(Dataset items)
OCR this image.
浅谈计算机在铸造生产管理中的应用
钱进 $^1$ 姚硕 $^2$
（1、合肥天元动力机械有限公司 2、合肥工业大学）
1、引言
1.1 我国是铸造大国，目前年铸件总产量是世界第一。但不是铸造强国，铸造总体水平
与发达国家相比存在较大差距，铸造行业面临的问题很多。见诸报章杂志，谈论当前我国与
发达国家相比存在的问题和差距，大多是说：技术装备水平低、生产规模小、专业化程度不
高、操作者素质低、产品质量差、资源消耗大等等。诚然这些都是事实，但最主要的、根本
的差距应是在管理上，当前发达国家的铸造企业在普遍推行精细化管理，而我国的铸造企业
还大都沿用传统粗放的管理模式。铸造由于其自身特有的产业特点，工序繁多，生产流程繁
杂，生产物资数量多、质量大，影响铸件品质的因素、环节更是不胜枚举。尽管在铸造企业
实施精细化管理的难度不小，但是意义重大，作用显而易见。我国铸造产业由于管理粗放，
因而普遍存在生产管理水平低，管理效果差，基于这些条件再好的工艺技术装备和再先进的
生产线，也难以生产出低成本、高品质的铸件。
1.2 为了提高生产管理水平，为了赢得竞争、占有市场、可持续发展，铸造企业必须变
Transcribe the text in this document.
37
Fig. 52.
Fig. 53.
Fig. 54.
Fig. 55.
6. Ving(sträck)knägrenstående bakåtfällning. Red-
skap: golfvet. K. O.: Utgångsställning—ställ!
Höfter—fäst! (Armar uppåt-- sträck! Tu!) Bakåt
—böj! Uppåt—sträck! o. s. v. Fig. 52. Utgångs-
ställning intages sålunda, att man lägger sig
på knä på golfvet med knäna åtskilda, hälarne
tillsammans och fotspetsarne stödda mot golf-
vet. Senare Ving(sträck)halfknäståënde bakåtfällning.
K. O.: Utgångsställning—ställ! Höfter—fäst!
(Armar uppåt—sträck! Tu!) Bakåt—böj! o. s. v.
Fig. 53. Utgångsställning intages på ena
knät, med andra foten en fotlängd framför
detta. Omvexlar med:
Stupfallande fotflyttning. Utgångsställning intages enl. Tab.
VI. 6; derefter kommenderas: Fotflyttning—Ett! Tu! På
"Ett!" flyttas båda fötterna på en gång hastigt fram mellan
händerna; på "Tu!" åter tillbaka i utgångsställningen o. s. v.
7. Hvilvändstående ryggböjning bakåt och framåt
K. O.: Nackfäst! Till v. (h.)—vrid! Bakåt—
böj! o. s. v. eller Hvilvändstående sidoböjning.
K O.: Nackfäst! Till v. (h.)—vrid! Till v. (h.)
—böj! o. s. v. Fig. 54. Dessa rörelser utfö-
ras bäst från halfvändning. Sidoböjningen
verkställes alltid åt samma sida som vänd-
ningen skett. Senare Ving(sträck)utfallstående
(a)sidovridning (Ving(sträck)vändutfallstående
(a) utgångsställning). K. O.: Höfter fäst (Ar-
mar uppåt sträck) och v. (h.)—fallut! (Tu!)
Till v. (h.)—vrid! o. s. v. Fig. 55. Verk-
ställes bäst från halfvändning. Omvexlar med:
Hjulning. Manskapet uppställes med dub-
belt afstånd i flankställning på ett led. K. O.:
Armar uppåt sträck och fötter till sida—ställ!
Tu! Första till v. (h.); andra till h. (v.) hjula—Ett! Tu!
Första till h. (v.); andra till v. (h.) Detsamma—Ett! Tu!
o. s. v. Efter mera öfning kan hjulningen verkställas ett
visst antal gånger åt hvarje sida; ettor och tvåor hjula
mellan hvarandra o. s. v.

# Goal of the exercise
Check the records above line by line and tally those holding the string "bäst". Answer with the number only.

# Solution
2